◆ What the task asks ◆
Identify the lines that contain the string "諏訪市公共下水道排水設備" and copy all of them.

Dataset excerpt
--
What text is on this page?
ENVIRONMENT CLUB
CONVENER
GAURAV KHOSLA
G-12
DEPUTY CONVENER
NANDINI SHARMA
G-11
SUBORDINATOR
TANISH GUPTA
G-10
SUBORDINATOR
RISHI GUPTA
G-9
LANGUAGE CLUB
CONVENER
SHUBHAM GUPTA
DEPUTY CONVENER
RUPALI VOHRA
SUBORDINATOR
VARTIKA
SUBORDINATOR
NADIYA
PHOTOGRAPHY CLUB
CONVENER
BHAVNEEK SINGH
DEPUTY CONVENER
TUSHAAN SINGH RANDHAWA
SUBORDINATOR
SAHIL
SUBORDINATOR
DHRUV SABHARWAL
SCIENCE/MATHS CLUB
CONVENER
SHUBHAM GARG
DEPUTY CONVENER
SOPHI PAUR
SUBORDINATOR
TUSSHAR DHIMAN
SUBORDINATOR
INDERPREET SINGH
--
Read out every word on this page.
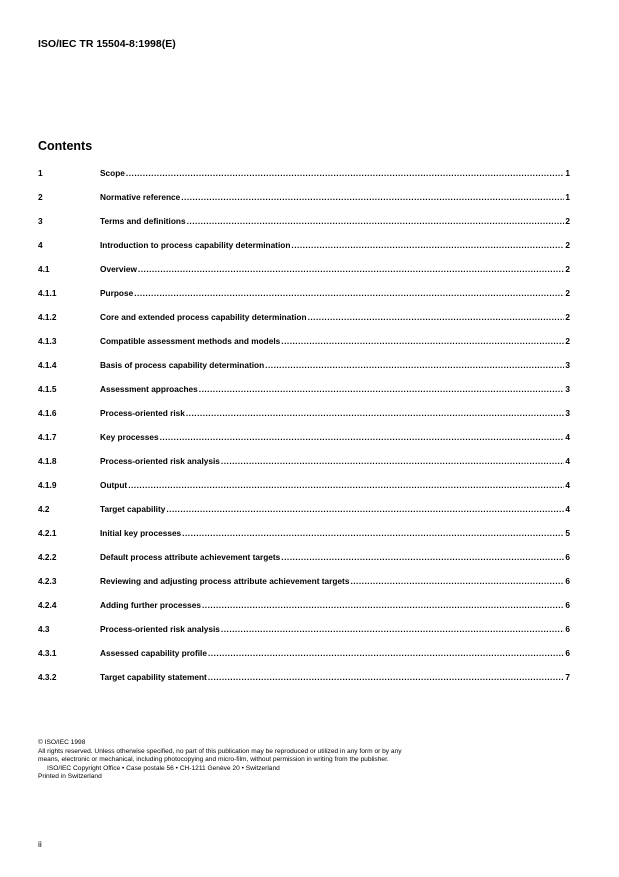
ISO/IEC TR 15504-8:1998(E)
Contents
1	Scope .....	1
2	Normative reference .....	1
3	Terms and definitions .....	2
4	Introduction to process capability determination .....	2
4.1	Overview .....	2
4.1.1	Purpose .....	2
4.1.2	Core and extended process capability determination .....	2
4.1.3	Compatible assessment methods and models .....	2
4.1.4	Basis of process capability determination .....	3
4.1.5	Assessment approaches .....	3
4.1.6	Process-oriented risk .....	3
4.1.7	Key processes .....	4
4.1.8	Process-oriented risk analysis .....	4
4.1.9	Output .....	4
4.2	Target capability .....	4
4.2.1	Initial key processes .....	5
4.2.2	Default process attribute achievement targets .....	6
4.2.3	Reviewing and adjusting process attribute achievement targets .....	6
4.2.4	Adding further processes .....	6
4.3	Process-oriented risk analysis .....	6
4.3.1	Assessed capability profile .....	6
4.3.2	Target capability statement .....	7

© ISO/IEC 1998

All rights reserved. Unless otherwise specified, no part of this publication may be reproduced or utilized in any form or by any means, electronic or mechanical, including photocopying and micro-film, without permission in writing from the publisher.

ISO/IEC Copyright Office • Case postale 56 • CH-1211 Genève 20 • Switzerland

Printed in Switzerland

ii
--
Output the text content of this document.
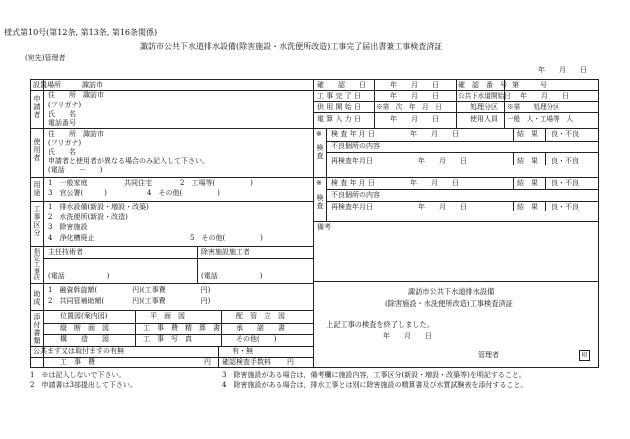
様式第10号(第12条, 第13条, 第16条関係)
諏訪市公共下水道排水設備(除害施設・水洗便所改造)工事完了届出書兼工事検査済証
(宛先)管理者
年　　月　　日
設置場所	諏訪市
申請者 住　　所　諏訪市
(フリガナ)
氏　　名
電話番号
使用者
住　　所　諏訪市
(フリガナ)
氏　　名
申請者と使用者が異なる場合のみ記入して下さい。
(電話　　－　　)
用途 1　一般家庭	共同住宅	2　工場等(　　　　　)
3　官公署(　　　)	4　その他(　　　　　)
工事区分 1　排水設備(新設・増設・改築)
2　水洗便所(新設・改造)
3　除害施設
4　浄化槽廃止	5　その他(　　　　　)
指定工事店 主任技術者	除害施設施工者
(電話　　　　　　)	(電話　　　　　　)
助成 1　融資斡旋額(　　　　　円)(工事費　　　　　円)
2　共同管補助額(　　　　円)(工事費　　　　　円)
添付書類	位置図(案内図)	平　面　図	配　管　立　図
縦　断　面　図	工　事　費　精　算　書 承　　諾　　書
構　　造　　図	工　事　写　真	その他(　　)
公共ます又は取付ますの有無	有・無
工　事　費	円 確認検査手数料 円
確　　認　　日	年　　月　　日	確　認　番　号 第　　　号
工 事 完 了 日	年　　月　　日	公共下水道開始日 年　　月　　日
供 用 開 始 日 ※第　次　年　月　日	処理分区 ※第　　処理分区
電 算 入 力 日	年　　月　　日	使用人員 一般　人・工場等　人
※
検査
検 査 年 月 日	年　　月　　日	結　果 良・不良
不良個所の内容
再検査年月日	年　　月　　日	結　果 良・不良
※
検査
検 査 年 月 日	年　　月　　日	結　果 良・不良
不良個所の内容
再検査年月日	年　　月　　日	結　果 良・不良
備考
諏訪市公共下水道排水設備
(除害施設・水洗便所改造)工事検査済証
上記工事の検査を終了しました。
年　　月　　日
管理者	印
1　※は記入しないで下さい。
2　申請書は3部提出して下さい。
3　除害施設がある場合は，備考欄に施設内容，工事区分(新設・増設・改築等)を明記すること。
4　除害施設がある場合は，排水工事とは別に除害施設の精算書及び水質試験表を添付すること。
--
◆ Answer for this exercise ◆
諏訪市公共下水道排水設備(除害施設・水洗便所改造)工事完了届出書兼工事検査済証
諏訪市公共下水道排水設備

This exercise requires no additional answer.